ABOUT THIS TASK.
A word-for-word transcription of all the data is required.

INFORMATION GIVEN.
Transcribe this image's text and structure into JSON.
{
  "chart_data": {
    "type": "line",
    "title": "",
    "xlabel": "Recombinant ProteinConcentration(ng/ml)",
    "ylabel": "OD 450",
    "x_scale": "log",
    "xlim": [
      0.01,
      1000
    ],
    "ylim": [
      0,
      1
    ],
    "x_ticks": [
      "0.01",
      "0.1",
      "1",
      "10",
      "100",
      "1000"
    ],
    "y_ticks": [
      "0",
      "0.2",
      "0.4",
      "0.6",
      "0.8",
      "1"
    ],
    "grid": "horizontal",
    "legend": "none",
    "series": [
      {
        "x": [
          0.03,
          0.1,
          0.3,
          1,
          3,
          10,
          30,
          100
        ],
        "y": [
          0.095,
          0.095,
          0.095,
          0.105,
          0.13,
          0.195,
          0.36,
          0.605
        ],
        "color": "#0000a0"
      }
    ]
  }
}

OUTPUT BELOW.
Transcribe this image's text and structure into JSON.
{
  "chart_data": {
    "type": "line",
    "title": "",
    "xlabel": "Recombinant ProteinConcentration(ng/ml)",
    "ylabel": "OD 450",
    "x_scale": "log",
    "xlim": [
      0.01,
      1000
    ],
    "ylim": [
      0,
      1
    ],
    "x_ticks": [
      "0.01",
      "0.1",
      "1",
      "10",
      "100",
      "1000"
    ],
    "y_ticks": [
      "0",
      "0.2",
      "0.4",
      "0.6",
      "0.8",
      "1"
    ],
    "grid": "horizontal",
    "legend": "none",
    "series": [
      {
        "x": [
          0.03,
          0.1,
          0.3,
          1,
          3,
          10,
          30,
          100
        ],
        "y": [
          0.095,
          0.095,
          0.095,
          0.105,
          0.13,
          0.195,
          0.36,
          0.605
        ],
        "color": "#0000a0"
      }
    ]
  }
}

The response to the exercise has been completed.